**Directions for this task**
Collect all lines below with the string "opera".
--- Input ---
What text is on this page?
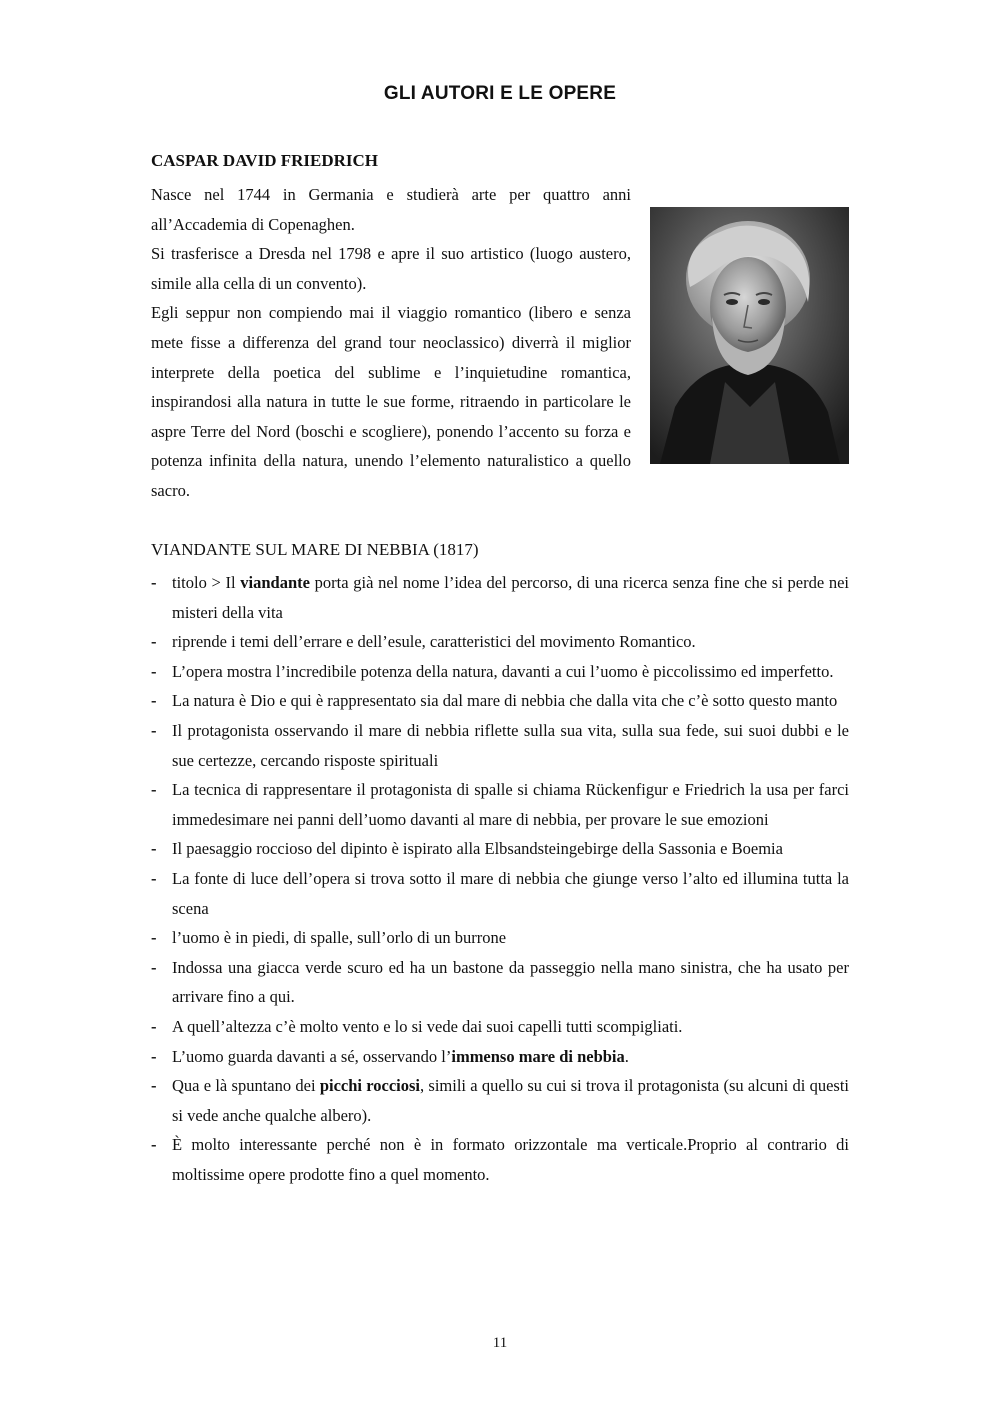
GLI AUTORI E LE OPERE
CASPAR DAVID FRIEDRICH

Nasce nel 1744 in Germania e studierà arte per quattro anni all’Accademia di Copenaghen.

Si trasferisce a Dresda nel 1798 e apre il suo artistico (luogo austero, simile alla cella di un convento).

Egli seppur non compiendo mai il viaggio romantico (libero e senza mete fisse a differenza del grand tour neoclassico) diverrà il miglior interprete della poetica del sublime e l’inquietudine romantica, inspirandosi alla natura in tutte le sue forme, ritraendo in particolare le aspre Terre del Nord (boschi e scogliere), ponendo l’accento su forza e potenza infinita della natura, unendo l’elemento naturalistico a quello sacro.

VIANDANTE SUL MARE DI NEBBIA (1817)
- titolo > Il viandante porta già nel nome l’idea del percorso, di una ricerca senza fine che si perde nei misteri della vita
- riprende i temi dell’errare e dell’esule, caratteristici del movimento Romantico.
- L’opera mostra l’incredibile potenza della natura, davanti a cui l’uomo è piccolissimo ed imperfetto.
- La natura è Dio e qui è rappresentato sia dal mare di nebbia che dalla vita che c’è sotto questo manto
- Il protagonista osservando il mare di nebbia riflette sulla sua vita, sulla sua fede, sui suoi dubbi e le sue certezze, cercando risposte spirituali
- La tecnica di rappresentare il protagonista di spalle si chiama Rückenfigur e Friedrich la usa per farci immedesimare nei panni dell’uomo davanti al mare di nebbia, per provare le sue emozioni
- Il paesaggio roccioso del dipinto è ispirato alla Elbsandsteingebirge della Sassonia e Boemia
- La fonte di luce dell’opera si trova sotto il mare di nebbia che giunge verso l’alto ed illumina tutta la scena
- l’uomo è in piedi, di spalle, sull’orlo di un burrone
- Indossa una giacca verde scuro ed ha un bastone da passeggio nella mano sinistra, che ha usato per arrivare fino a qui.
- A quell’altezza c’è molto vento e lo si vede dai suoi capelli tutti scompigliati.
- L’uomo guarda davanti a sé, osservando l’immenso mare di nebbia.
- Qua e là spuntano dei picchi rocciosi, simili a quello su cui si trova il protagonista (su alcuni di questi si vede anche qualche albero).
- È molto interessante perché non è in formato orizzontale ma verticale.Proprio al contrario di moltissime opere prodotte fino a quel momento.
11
---
--- Input ---
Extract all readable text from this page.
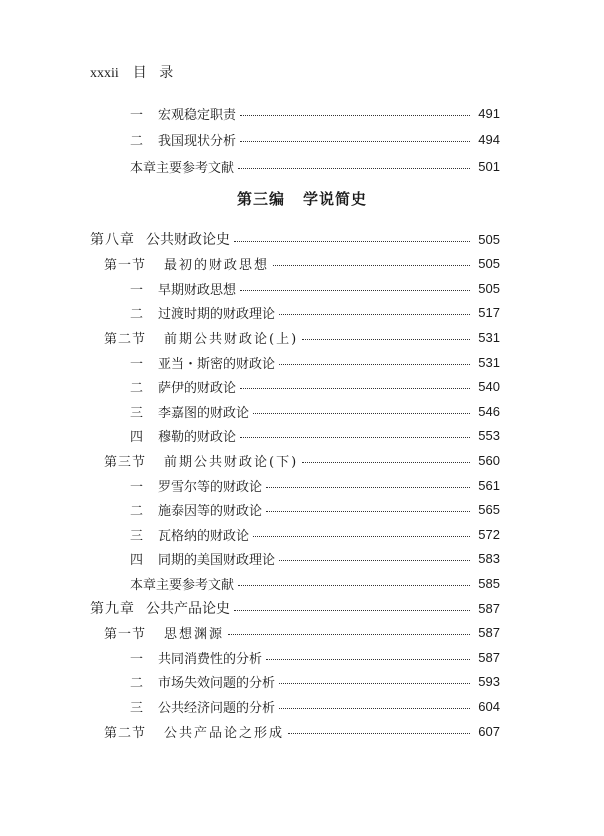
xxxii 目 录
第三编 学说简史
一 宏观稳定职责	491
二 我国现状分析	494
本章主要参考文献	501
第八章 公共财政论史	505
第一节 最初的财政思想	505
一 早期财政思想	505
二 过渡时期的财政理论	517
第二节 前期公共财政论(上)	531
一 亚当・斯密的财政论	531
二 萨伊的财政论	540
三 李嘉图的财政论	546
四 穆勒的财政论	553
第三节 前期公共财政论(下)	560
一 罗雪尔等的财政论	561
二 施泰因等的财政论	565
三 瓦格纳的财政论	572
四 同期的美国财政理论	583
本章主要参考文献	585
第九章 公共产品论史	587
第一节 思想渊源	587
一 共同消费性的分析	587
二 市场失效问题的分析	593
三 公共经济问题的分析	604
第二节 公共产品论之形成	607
---
**Response**
- L’opera mostra l’incredibile potenza della natura, davanti a cui l’uomo è piccolissimo ed imperfetto.
- La fonte di luce dell’opera si trova sotto il mare di nebbia che giunge verso l’alto ed illumina tutta la scena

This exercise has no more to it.